Stated task: Reproduce the records below exactly as they appear, omitting any pictures they contain.

Stored data
------

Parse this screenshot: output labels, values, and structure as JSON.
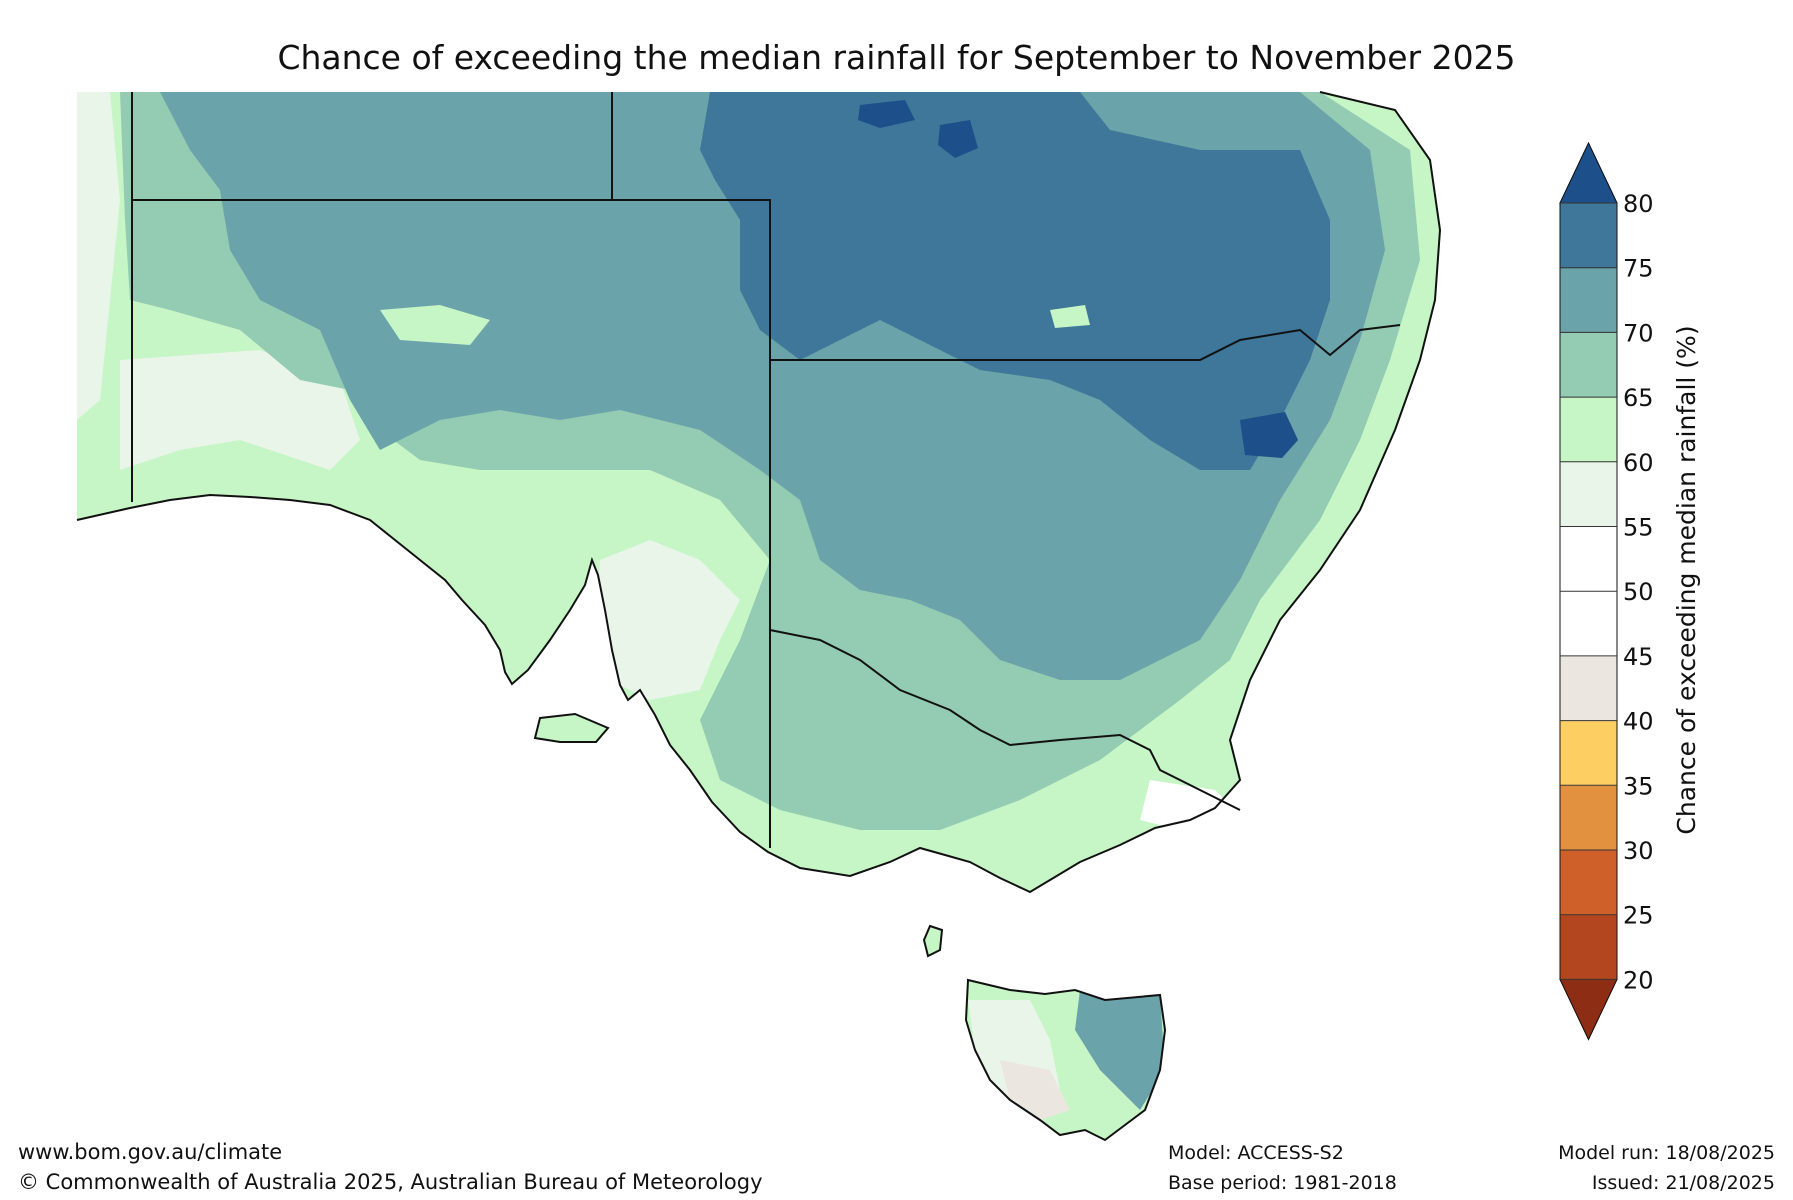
{
  "title": "Chance of exceeding the median rainfall for September to November 2025",
  "legend": {
    "label": "Chance of exceeding median rainfall (%)",
    "ticks": [
      "20",
      "25",
      "30",
      "35",
      "40",
      "45",
      "50",
      "55",
      "60",
      "65",
      "70",
      "75",
      "80"
    ],
    "bands": [
      {
        "range": "<20",
        "color": "#8c2d14"
      },
      {
        "range": "20-25",
        "color": "#b3461f"
      },
      {
        "range": "25-30",
        "color": "#d0602a"
      },
      {
        "range": "30-35",
        "color": "#e2913f"
      },
      {
        "range": "35-40",
        "color": "#fdce62"
      },
      {
        "range": "40-45",
        "color": "#ebe6e0"
      },
      {
        "range": "45-50",
        "color": "#ffffff"
      },
      {
        "range": "50-55",
        "color": "#ffffff"
      },
      {
        "range": "55-60",
        "color": "#eaf5ea"
      },
      {
        "range": "60-65",
        "color": "#c6f5c6"
      },
      {
        "range": "65-70",
        "color": "#94cbb3"
      },
      {
        "range": "70-75",
        "color": "#6aa3a9"
      },
      {
        "range": "75-80",
        "color": "#3e7799"
      },
      {
        "range": ">80",
        "color": "#1d4f8a"
      }
    ]
  },
  "footer": {
    "website": "www.bom.gov.au/climate",
    "copyright": "© Commonwealth of Australia 2025, Australian Bureau of Meteorology",
    "model": "Model: ACCESS-S2",
    "base_period": "Base period: 1981-2018",
    "model_run": "Model run: 18/08/2025",
    "issued": "Issued: 21/08/2025"
  }
}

------

Written response:
Parse this screenshot: output labels, values, and structure as JSON.
{
  "title": "Chance of exceeding the median rainfall for September to November 2025",
  "legend": {
    "label": "Chance of exceeding median rainfall (%)",
    "ticks": [
      "20",
      "25",
      "30",
      "35",
      "40",
      "45",
      "50",
      "55",
      "60",
      "65",
      "70",
      "75",
      "80"
    ],
    "bands": [
      {
        "range": "<20",
        "color": "#8c2d14"
      },
      {
        "range": "20-25",
        "color": "#b3461f"
      },
      {
        "range": "25-30",
        "color": "#d0602a"
      },
      {
        "range": "30-35",
        "color": "#e2913f"
      },
      {
        "range": "35-40",
        "color": "#fdce62"
      },
      {
        "range": "40-45",
        "color": "#ebe6e0"
      },
      {
        "range": "45-50",
        "color": "#ffffff"
      },
      {
        "range": "50-55",
        "color": "#ffffff"
      },
      {
        "range": "55-60",
        "color": "#eaf5ea"
      },
      {
        "range": "60-65",
        "color": "#c6f5c6"
      },
      {
        "range": "65-70",
        "color": "#94cbb3"
      },
      {
        "range": "70-75",
        "color": "#6aa3a9"
      },
      {
        "range": "75-80",
        "color": "#3e7799"
      },
      {
        "range": ">80",
        "color": "#1d4f8a"
      }
    ]
  },
  "footer": {
    "website": "www.bom.gov.au/climate",
    "copyright": "© Commonwealth of Australia 2025, Australian Bureau of Meteorology",
    "model": "Model: ACCESS-S2",
    "base_period": "Base period: 1981-2018",
    "model_run": "Model run: 18/08/2025",
    "issued": "Issued: 21/08/2025"
  }
}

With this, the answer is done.